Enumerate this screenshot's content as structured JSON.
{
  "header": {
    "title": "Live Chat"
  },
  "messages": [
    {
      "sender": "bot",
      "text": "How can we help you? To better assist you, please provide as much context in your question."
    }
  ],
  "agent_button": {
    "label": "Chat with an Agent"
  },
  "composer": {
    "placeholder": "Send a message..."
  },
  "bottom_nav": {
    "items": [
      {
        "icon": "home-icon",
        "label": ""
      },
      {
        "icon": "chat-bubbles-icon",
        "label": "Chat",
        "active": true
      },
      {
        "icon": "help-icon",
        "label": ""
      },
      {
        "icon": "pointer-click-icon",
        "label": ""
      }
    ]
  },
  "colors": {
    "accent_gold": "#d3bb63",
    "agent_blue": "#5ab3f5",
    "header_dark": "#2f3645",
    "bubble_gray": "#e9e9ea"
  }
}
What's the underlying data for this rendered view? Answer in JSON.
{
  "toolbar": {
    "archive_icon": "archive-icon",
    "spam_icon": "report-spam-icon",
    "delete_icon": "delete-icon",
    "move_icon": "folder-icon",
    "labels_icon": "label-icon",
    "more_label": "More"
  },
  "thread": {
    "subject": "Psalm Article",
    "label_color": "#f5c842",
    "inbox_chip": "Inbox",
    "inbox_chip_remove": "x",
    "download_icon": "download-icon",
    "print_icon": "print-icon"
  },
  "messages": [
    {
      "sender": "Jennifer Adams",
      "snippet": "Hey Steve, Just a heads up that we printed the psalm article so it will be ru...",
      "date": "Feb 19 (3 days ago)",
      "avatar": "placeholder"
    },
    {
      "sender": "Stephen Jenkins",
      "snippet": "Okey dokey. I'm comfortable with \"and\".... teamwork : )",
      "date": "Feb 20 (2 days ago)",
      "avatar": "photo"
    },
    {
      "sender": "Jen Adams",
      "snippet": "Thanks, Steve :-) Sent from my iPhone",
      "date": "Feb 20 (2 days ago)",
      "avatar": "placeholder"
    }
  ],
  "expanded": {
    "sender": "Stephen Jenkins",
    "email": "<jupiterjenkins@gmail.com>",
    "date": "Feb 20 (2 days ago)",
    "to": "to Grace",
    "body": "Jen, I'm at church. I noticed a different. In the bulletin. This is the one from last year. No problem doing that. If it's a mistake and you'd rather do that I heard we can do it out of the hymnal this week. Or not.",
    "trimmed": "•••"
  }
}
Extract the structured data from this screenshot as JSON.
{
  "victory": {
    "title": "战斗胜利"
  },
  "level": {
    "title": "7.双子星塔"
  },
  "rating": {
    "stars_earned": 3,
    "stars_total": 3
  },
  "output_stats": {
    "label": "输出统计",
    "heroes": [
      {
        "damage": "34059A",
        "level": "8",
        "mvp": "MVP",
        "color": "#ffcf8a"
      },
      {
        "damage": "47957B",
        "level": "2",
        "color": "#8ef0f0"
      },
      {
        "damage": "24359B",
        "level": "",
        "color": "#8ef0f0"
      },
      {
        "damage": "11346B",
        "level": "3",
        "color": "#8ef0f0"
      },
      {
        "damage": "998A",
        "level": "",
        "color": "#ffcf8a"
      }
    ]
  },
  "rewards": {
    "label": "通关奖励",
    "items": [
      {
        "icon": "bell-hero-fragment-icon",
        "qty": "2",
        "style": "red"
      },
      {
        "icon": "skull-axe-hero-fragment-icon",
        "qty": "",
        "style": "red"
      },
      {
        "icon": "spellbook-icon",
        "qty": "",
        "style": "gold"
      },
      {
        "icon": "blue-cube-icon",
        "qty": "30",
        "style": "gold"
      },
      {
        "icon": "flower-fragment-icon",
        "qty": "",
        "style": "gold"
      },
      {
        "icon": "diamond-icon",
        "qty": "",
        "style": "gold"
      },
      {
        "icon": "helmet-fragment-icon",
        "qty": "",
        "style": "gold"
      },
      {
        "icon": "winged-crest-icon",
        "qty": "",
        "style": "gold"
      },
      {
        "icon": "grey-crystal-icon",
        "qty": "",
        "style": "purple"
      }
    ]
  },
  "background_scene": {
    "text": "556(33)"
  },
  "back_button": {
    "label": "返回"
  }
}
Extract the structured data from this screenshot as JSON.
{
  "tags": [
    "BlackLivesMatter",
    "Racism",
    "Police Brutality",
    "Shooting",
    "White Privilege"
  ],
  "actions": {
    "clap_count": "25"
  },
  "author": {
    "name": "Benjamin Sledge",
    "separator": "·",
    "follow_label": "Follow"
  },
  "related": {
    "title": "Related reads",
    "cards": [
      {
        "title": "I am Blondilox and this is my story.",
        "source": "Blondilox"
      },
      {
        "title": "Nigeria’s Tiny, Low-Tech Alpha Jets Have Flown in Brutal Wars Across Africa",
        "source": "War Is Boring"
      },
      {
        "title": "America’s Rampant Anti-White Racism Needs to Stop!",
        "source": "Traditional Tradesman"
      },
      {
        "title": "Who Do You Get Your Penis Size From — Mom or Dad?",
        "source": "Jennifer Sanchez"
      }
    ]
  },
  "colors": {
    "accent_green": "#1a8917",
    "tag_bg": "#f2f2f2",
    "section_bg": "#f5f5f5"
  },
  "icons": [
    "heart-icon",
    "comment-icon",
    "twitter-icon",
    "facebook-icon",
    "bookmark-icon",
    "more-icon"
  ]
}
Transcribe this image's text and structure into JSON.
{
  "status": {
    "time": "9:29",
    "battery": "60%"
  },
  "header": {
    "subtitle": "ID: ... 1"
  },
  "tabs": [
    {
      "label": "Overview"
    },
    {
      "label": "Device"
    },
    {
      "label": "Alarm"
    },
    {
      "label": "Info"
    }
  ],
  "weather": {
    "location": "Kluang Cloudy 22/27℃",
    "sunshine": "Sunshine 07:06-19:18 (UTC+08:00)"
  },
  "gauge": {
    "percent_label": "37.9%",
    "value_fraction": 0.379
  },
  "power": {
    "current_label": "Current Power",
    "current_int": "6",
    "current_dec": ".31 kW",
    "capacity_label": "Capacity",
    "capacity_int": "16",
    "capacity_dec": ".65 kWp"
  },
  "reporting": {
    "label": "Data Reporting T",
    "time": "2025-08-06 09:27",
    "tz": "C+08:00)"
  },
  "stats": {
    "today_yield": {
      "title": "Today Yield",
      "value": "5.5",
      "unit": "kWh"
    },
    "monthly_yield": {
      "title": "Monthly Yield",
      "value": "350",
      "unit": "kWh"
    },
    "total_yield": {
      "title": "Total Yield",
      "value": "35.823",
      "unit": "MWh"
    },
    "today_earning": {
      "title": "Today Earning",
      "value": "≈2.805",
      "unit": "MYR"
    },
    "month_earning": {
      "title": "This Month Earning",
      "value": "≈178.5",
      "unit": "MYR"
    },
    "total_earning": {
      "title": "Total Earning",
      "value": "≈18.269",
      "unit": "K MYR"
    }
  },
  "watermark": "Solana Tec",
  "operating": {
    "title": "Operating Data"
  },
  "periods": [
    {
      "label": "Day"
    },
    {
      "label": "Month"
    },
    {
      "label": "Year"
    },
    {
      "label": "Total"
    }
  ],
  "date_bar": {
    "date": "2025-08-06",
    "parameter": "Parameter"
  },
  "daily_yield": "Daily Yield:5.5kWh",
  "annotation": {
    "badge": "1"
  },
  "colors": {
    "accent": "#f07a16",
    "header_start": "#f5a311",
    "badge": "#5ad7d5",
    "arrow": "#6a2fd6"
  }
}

+--

• [Objective]:
From the material, report only how many lines include the word "Stephen".

• [Written answer]:
2